Directive.
From the entries below, copy out every line with "Forward" in it.

-------- Given records --------

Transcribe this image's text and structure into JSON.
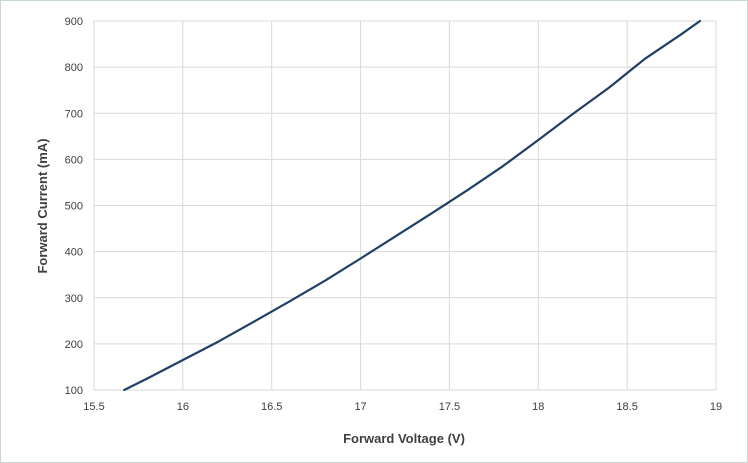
{
  "chart_data": {
    "type": "line",
    "xlabel": "Forward Voltage (V)",
    "ylabel": "Forward Current (mA)",
    "xlim": [
      15.5,
      19
    ],
    "ylim": [
      100,
      900
    ],
    "x_ticks": [
      "15.5",
      "16",
      "16.5",
      "17",
      "17.5",
      "18",
      "18.5",
      "19"
    ],
    "y_ticks": [
      "100",
      "200",
      "300",
      "400",
      "500",
      "600",
      "700",
      "800",
      "900"
    ],
    "grid": true,
    "legend": "none",
    "series": [
      {
        "color": "#1f3f66",
        "x": [
          15.67,
          15.8,
          16.0,
          16.2,
          16.4,
          16.6,
          16.8,
          17.0,
          17.2,
          17.4,
          17.6,
          17.8,
          18.0,
          18.2,
          18.4,
          18.6,
          18.8,
          18.91
        ],
        "y": [
          100,
          125,
          165,
          205,
          248,
          292,
          337,
          385,
          434,
          483,
          533,
          585,
          642,
          700,
          756,
          818,
          870,
          900
        ]
      }
    ]
  }
}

--------

Solution for this problem.
    "xlabel": "Forward Voltage (V)",
    "ylabel": "Forward Current (mA)",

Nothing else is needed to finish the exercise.